Objective:
Reproduce the entries below in full, word for word.

Dataset entries on figures
┄┄┄┄┄┄┄┄┄┄┄┄┄┄┄┄┄┄┄┄
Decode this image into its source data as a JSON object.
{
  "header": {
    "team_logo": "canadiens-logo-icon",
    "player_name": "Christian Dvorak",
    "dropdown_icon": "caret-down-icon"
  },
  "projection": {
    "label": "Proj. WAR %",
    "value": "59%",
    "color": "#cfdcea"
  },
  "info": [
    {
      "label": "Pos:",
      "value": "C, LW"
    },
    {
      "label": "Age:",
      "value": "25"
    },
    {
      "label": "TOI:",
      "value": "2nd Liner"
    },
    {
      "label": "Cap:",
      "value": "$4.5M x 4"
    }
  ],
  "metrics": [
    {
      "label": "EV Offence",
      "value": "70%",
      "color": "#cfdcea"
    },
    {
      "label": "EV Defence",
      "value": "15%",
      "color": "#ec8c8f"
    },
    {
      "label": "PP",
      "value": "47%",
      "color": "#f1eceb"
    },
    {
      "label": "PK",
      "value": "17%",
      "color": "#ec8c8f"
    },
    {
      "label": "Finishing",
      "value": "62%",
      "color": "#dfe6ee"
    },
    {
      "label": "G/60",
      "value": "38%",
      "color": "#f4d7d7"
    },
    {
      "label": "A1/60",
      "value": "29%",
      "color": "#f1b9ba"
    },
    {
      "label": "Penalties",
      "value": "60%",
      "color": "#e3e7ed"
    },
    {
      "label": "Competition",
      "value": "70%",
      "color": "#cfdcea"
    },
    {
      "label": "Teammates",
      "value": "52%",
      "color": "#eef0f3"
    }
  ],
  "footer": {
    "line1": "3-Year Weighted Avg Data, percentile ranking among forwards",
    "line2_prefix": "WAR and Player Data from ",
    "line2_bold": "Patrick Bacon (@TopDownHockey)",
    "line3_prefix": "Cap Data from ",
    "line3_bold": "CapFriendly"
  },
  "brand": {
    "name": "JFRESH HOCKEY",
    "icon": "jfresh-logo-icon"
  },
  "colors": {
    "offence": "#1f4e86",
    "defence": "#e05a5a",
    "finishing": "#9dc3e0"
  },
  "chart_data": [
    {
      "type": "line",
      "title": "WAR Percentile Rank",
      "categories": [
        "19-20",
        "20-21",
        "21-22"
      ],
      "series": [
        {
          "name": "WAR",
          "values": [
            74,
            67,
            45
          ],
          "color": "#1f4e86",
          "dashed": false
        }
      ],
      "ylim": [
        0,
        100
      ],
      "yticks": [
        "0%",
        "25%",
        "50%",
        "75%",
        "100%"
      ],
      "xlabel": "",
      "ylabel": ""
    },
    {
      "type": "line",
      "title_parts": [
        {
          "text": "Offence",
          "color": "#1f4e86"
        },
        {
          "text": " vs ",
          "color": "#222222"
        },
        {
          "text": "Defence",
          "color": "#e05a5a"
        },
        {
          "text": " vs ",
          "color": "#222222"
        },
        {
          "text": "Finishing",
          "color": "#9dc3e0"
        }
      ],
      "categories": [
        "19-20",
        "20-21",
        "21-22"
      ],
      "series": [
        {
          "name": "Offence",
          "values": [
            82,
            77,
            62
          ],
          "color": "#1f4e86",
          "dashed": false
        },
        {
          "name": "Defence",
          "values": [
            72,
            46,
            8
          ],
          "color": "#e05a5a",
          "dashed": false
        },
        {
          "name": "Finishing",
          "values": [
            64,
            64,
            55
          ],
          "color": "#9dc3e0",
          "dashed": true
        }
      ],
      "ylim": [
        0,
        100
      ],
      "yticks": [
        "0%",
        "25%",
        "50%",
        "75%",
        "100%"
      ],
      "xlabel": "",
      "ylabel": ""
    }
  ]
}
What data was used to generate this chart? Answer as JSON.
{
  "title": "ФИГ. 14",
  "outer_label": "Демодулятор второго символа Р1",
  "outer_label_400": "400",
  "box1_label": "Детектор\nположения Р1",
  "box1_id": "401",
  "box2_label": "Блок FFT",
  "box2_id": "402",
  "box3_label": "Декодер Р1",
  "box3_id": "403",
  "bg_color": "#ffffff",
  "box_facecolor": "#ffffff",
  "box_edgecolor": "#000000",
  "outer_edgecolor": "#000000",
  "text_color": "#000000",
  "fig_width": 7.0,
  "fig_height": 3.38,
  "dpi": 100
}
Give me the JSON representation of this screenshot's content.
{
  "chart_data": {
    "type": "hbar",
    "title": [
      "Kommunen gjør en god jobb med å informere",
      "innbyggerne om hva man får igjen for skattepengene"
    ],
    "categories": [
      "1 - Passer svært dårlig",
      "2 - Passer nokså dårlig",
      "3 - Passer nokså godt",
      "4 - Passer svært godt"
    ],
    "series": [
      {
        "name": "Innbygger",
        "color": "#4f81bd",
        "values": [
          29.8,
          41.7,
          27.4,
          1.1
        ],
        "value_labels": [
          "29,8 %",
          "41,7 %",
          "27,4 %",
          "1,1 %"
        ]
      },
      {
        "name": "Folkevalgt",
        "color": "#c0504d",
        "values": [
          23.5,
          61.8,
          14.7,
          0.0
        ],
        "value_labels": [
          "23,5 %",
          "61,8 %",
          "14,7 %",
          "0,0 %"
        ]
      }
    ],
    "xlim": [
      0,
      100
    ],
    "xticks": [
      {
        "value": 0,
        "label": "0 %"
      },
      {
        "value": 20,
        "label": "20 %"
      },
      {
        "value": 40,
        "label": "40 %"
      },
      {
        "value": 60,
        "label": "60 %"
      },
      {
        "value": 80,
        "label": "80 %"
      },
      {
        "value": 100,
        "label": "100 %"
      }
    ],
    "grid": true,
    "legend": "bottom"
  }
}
┄┄┄┄┄┄┄┄┄┄┄┄┄┄┄┄┄┄┄┄
Complete output:
Decode this image into its source data as a JSON object.
{
  "header": {
    "team_logo": "canadiens-logo-icon",
    "player_name": "Christian Dvorak",
    "dropdown_icon": "caret-down-icon"
  },
  "projection": {
    "label": "Proj. WAR %",
    "value": "59%",
    "color": "#cfdcea"
  },
  "info": [
    {
      "label": "Pos:",
      "value": "C, LW"
    },
    {
      "label": "Age:",
      "value": "25"
    },
    {
      "label": "TOI:",
      "value": "2nd Liner"
    },
    {
      "label": "Cap:",
      "value": "$4.5M x 4"
    }
  ],
  "metrics": [
    {
      "label": "EV Offence",
      "value": "70%",
      "color": "#cfdcea"
    },
    {
      "label": "EV Defence",
      "value": "15%",
      "color": "#ec8c8f"
    },
    {
      "label": "PP",
      "value": "47%",
      "color": "#f1eceb"
    },
    {
      "label": "PK",
      "value": "17%",
      "color": "#ec8c8f"
    },
    {
      "label": "Finishing",
      "value": "62%",
      "color": "#dfe6ee"
    },
    {
      "label": "G/60",
      "value": "38%",
      "color": "#f4d7d7"
    },
    {
      "label": "A1/60",
      "value": "29%",
      "color": "#f1b9ba"
    },
    {
      "label": "Penalties",
      "value": "60%",
      "color": "#e3e7ed"
    },
    {
      "label": "Competition",
      "value": "70%",
      "color": "#cfdcea"
    },
    {
      "label": "Teammates",
      "value": "52%",
      "color": "#eef0f3"
    }
  ],
  "footer": {
    "line1": "3-Year Weighted Avg Data, percentile ranking among forwards",
    "line2_prefix": "WAR and Player Data from ",
    "line2_bold": "Patrick Bacon (@TopDownHockey)",
    "line3_prefix": "Cap Data from ",
    "line3_bold": "CapFriendly"
  },
  "brand": {
    "name": "JFRESH HOCKEY",
    "icon": "jfresh-logo-icon"
  },
  "colors": {
    "offence": "#1f4e86",
    "defence": "#e05a5a",
    "finishing": "#9dc3e0"
  },
  "chart_data": [
    {
      "type": "line",
      "title": "WAR Percentile Rank",
      "categories": [
        "19-20",
        "20-21",
        "21-22"
      ],
      "series": [
        {
          "name": "WAR",
          "values": [
            74,
            67,
            45
          ],
          "color": "#1f4e86",
          "dashed": false
        }
      ],
      "ylim": [
        0,
        100
      ],
      "yticks": [
        "0%",
        "25%",
        "50%",
        "75%",
        "100%"
      ],
      "xlabel": "",
      "ylabel": ""
    },
    {
      "type": "line",
      "title_parts": [
        {
          "text": "Offence",
          "color": "#1f4e86"
        },
        {
          "text": " vs ",
          "color": "#222222"
        },
        {
          "text": "Defence",
          "color": "#e05a5a"
        },
        {
          "text": " vs ",
          "color": "#222222"
        },
        {
          "text": "Finishing",
          "color": "#9dc3e0"
        }
      ],
      "categories": [
        "19-20",
        "20-21",
        "21-22"
      ],
      "series": [
        {
          "name": "Offence",
          "values": [
            82,
            77,
            62
          ],
          "color": "#1f4e86",
          "dashed": false
        },
        {
          "name": "Defence",
          "values": [
            72,
            46,
            8
          ],
          "color": "#e05a5a",
          "dashed": false
        },
        {
          "name": "Finishing",
          "values": [
            64,
            64,
            55
          ],
          "color": "#9dc3e0",
          "dashed": true
        }
      ],
      "ylim": [
        0,
        100
      ],
      "yticks": [
        "0%",
        "25%",
        "50%",
        "75%",
        "100%"
      ],
      "xlabel": "",
      "ylabel": ""
    }
  ]
}
What data was used to generate this chart? Answer as JSON.
{
  "title": "ФИГ. 14",
  "outer_label": "Демодулятор второго символа Р1",
  "outer_label_400": "400",
  "box1_label": "Детектор\nположения Р1",
  "box1_id": "401",
  "box2_label": "Блок FFT",
  "box2_id": "402",
  "box3_label": "Декодер Р1",
  "box3_id": "403",
  "bg_color": "#ffffff",
  "box_facecolor": "#ffffff",
  "box_edgecolor": "#000000",
  "outer_edgecolor": "#000000",
  "text_color": "#000000",
  "fig_width": 7.0,
  "fig_height": 3.38,
  "dpi": 100
}
Give me the JSON representation of this screenshot's content.
{
  "chart_data": {
    "type": "hbar",
    "title": [
      "Kommunen gjør en god jobb med å informere",
      "innbyggerne om hva man får igjen for skattepengene"
    ],
    "categories": [
      "1 - Passer svært dårlig",
      "2 - Passer nokså dårlig",
      "3 - Passer nokså godt",
      "4 - Passer svært godt"
    ],
    "series": [
      {
        "name": "Innbygger",
        "color": "#4f81bd",
        "values": [
          29.8,
          41.7,
          27.4,
          1.1
        ],
        "value_labels": [
          "29,8 %",
          "41,7 %",
          "27,4 %",
          "1,1 %"
        ]
      },
      {
        "name": "Folkevalgt",
        "color": "#c0504d",
        "values": [
          23.5,
          61.8,
          14.7,
          0.0
        ],
        "value_labels": [
          "23,5 %",
          "61,8 %",
          "14,7 %",
          "0,0 %"
        ]
      }
    ],
    "xlim": [
      0,
      100
    ],
    "xticks": [
      {
        "value": 0,
        "label": "0 %"
      },
      {
        "value": 20,
        "label": "20 %"
      },
      {
        "value": 40,
        "label": "40 %"
      },
      {
        "value": 60,
        "label": "60 %"
      },
      {
        "value": 80,
        "label": "80 %"
      },
      {
        "value": 100,
        "label": "100 %"
      }
    ],
    "grid": true,
    "legend": "bottom"
  }
}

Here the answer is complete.